## [Your instructions]
Give the data below again, word for word.

## [Supplied data]
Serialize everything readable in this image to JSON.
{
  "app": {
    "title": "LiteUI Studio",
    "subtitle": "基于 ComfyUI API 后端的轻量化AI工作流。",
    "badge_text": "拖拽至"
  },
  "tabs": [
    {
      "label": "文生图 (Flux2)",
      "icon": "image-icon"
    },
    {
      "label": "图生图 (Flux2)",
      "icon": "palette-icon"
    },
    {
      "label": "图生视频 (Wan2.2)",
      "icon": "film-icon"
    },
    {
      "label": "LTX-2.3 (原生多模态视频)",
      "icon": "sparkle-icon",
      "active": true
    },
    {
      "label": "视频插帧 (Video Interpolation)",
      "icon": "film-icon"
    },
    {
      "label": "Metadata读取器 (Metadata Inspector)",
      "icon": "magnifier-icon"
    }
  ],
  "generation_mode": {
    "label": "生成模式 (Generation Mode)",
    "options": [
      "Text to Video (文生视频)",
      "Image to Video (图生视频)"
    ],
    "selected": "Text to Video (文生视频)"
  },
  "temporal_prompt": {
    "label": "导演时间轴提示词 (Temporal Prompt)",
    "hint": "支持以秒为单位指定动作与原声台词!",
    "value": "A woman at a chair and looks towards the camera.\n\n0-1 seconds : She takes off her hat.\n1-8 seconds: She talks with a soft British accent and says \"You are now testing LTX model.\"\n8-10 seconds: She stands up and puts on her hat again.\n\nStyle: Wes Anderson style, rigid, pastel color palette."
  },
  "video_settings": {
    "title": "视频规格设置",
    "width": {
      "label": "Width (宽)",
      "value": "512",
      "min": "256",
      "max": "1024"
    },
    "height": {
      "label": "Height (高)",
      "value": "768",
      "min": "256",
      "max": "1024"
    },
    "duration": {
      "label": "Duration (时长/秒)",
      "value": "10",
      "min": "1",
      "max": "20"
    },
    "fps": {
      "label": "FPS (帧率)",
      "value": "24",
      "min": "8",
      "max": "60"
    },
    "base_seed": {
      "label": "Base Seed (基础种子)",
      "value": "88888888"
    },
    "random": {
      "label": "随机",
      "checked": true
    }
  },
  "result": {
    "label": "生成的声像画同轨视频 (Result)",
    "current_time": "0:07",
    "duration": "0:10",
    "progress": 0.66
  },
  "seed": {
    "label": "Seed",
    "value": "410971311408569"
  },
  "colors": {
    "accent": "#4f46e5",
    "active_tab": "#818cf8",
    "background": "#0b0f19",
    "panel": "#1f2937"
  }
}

## [Output of the task]
Serialize everything readable in this image to JSON.
{
  "app": {
    "title": "LiteUI Studio",
    "subtitle": "基于 ComfyUI API 后端的轻量化AI工作流。",
    "badge_text": "拖拽至"
  },
  "tabs": [
    {
      "label": "文生图 (Flux2)",
      "icon": "image-icon"
    },
    {
      "label": "图生图 (Flux2)",
      "icon": "palette-icon"
    },
    {
      "label": "图生视频 (Wan2.2)",
      "icon": "film-icon"
    },
    {
      "label": "LTX-2.3 (原生多模态视频)",
      "icon": "sparkle-icon",
      "active": true
    },
    {
      "label": "视频插帧 (Video Interpolation)",
      "icon": "film-icon"
    },
    {
      "label": "Metadata读取器 (Metadata Inspector)",
      "icon": "magnifier-icon"
    }
  ],
  "generation_mode": {
    "label": "生成模式 (Generation Mode)",
    "options": [
      "Text to Video (文生视频)",
      "Image to Video (图生视频)"
    ],
    "selected": "Text to Video (文生视频)"
  },
  "temporal_prompt": {
    "label": "导演时间轴提示词 (Temporal Prompt)",
    "hint": "支持以秒为单位指定动作与原声台词!",
    "value": "A woman at a chair and looks towards the camera.\n\n0-1 seconds : She takes off her hat.\n1-8 seconds: She talks with a soft British accent and says \"You are now testing LTX model.\"\n8-10 seconds: She stands up and puts on her hat again.\n\nStyle: Wes Anderson style, rigid, pastel color palette."
  },
  "video_settings": {
    "title": "视频规格设置",
    "width": {
      "label": "Width (宽)",
      "value": "512",
      "min": "256",
      "max": "1024"
    },
    "height": {
      "label": "Height (高)",
      "value": "768",
      "min": "256",
      "max": "1024"
    },
    "duration": {
      "label": "Duration (时长/秒)",
      "value": "10",
      "min": "1",
      "max": "20"
    },
    "fps": {
      "label": "FPS (帧率)",
      "value": "24",
      "min": "8",
      "max": "60"
    },
    "base_seed": {
      "label": "Base Seed (基础种子)",
      "value": "88888888"
    },
    "random": {
      "label": "随机",
      "checked": true
    }
  },
  "result": {
    "label": "生成的声像画同轨视频 (Result)",
    "current_time": "0:07",
    "duration": "0:10",
    "progress": 0.66
  },
  "seed": {
    "label": "Seed",
    "value": "410971311408569"
  },
  "colors": {
    "accent": "#4f46e5",
    "active_tab": "#818cf8",
    "background": "#0b0f19",
    "panel": "#1f2937"
  }
}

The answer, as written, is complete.